**Challenge A**
Render the sentence "The book is well worth the read!" from the blog post about Nichola Gutgold's book into Spanish.

begin Provided passage

Wednesday, June 20, 2012

New Book: Nichola Gutgold, "The Rhetoric of Supreme Court Women: From Obstacles to Options"

My colleague, Nichola Gutgold has just published her excellent book: The Rhetoric of Supreme Court Women: From Obstacles to Options, by Lexington Books – a division of Rowman & Littlefield Publishers Inc. (2012) ISBN-10: 0739172506; ISBN-13: 978-0739172506

(Pix of Professor Gutgold, from PSU Press Release, Professor publishes book focused on women in the U.S. Supreme Court, Penn State Live, June 20, 2012)

What follows are the Penn State Press Release announcing publication, the publisher's summary and my forward to the book.  The book is well worth the read! 

This from the Penn State Press Release (Professor publishes book focused on women in the U.S. Supreme Court, Penn State Live, June 20, 2012):
Nichola D. Gutgold, associate professor of communication arts and sciences at Penn State Lehigh Valley, recently published "The Rhetoric of Supreme Court Women: From Obstacles to Options," by Lexington Books – a division of Rowman & Littlefield Publishers Inc.

end Provided passage
begin Working data

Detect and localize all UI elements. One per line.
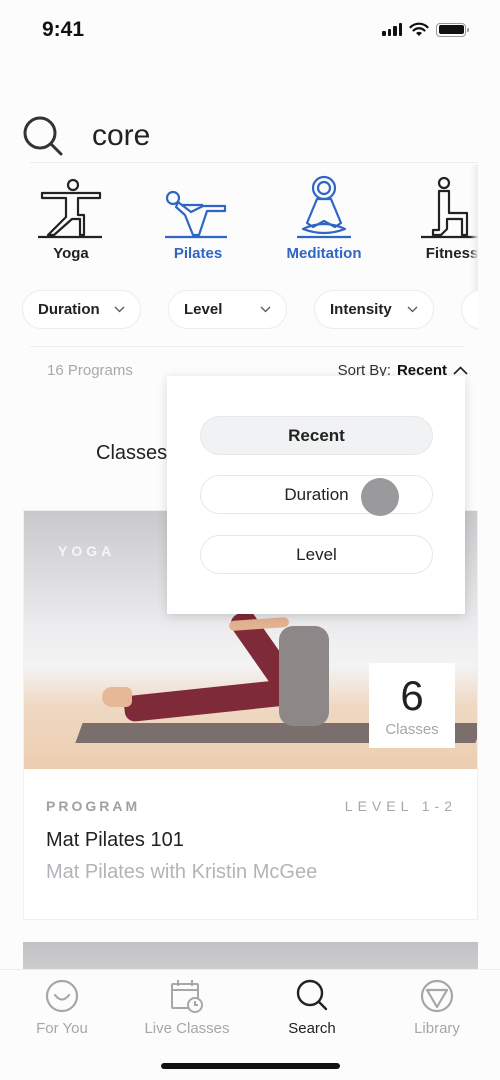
tab-live-classes[interactable]: Live Classes	[127, 978, 247, 1037]
results-count: 16 Programs	[47, 362, 133, 379]
status-time: 9:41	[42, 18, 85, 41]
filter-duration[interactable]: Duration	[22, 290, 141, 329]
card-type: PROGRAM	[46, 798, 141, 814]
calendar-clock-icon	[171, 980, 203, 1013]
wifi-icon	[409, 22, 429, 36]
category-yoga[interactable]: Yoga	[16, 175, 126, 262]
category-label: Meditation	[286, 245, 362, 262]
tab-for-you[interactable]: For You	[2, 978, 122, 1037]
triangle-circle-icon	[420, 979, 454, 1013]
tab-label: Search	[288, 1020, 336, 1037]
filter-more[interactable]	[461, 290, 478, 329]
classes-count: 6	[400, 672, 424, 719]
filter-bar: Duration Level Intensity	[0, 290, 478, 330]
smile-icon	[45, 979, 79, 1013]
battery-icon	[436, 22, 469, 37]
status-bar: 9:41	[0, 0, 500, 60]
chevron-down-icon	[260, 306, 271, 313]
tab-label: For You	[36, 1020, 88, 1037]
home-indicator[interactable]	[161, 1063, 340, 1069]
filter-level[interactable]: Level	[168, 290, 287, 329]
search-input[interactable]	[92, 119, 392, 153]
cellular-signal-icon	[382, 23, 402, 36]
filters-divider	[30, 346, 464, 347]
classes-count-label: Classes	[385, 721, 439, 738]
search-icon	[23, 116, 63, 156]
tab-label: Live Classes	[144, 1020, 230, 1037]
category-fitness[interactable]: Fitness	[397, 175, 478, 262]
category-label: Pilates	[173, 245, 223, 262]
category-badge: YOGA	[58, 543, 116, 559]
card-title: Mat Pilates 101	[46, 829, 184, 851]
search-divider	[30, 162, 478, 163]
category-pilates[interactable]: Pilates	[143, 175, 253, 262]
filter-label: Duration	[38, 301, 100, 318]
sort-option-recent[interactable]: Recent	[200, 416, 433, 455]
sort-option-level[interactable]: Level	[200, 535, 433, 574]
search-icon	[296, 979, 328, 1011]
filter-label: Level	[184, 301, 223, 318]
status-icons	[382, 22, 469, 37]
search-bar	[22, 110, 500, 162]
tab-library[interactable]: Library	[377, 978, 497, 1037]
card-subtitle: Mat Pilates with Kristin McGee	[46, 861, 318, 883]
category-scroller[interactable]: Yoga Pilates Meditation Fitness	[0, 175, 478, 270]
meditation-pose-icon	[297, 175, 351, 239]
chevron-down-icon	[407, 306, 418, 313]
tab-label: Library	[414, 1020, 460, 1037]
tab-classes[interactable]: Classes	[96, 442, 167, 465]
filter-intensity[interactable]: Intensity	[314, 290, 434, 329]
tab-search[interactable]: Search	[252, 978, 372, 1037]
sort-dropdown: Recent Duration Level	[167, 376, 465, 614]
classes-count-box: 6 Classes	[369, 663, 455, 748]
torso-shape	[279, 626, 329, 726]
category-label: Yoga	[53, 245, 89, 262]
touch-indicator	[361, 478, 399, 516]
foot-shape	[102, 687, 132, 707]
chevron-down-icon	[114, 306, 125, 313]
fitness-pose-icon	[421, 176, 478, 239]
pilates-pose-icon	[165, 190, 227, 239]
chevron-up-icon	[453, 366, 468, 375]
filter-label: Intensity	[330, 301, 392, 318]
category-meditation[interactable]: Meditation	[269, 175, 379, 262]
yoga-pose-icon	[38, 178, 102, 239]
card-level: LEVEL 1-2	[344, 798, 457, 814]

end Working data

**Challenge B**
In the records, reproduce the lines from the one containing "978, 247, 1037]" up to and including the one containing "card-subtitle: Mat Pilates".

**Response A**
¡Vale mucho la pena leer el libro!

**Response B**
tab-live-classes[interactable]: Live Classes	[127, 978, 247, 1037]
results-count: 16 Programs	[47, 362, 133, 379]
status-time: 9:41	[42, 18, 85, 41]
filter-duration[interactable]: Duration	[22, 290, 141, 329]
card-type: PROGRAM	[46, 798, 141, 814]
calendar-clock-icon	[171, 980, 203, 1013]
wifi-icon	[409, 22, 429, 36]
category-yoga[interactable]: Yoga	[16, 175, 126, 262]
category-label: Meditation	[286, 245, 362, 262]
tab-for-you[interactable]: For You	[2, 978, 122, 1037]
triangle-circle-icon	[420, 979, 454, 1013]
tab-label: Search	[288, 1020, 336, 1037]
filter-more[interactable]	[461, 290, 478, 329]
classes-count: 6	[400, 672, 424, 719]
filter-bar: Duration Level Intensity	[0, 290, 478, 330]
smile-icon	[45, 979, 79, 1013]
battery-icon	[436, 22, 469, 37]
status-bar: 9:41	[0, 0, 500, 60]
chevron-down-icon	[260, 306, 271, 313]
tab-label: For You	[36, 1020, 88, 1037]
home-indicator[interactable]	[161, 1063, 340, 1069]
filter-level[interactable]: Level	[168, 290, 287, 329]
search-input[interactable]	[92, 119, 392, 153]
cellular-signal-icon	[382, 23, 402, 36]
filters-divider	[30, 346, 464, 347]
classes-count-label: Classes	[385, 721, 439, 738]
search-icon	[23, 116, 63, 156]
tab-label: Live Classes	[144, 1020, 230, 1037]
category-fitness[interactable]: Fitness	[397, 175, 478, 262]
category-label: Pilates	[173, 245, 223, 262]
category-badge: YOGA	[58, 543, 116, 559]
card-title: Mat Pilates 101	[46, 829, 184, 851]
search-divider	[30, 162, 478, 163]
category-pilates[interactable]: Pilates	[143, 175, 253, 262]
filter-label: Duration	[38, 301, 100, 318]
sort-option-recent[interactable]: Recent	[200, 416, 433, 455]
sort-option-level[interactable]: Level	[200, 535, 433, 574]
search-icon	[296, 979, 328, 1011]
filter-label: Level	[184, 301, 223, 318]
status-icons	[382, 22, 469, 37]
search-bar	[22, 110, 500, 162]
tab-library[interactable]: Library	[377, 978, 497, 1037]
card-subtitle: Mat Pilates with Kristin McGee	[46, 861, 318, 883]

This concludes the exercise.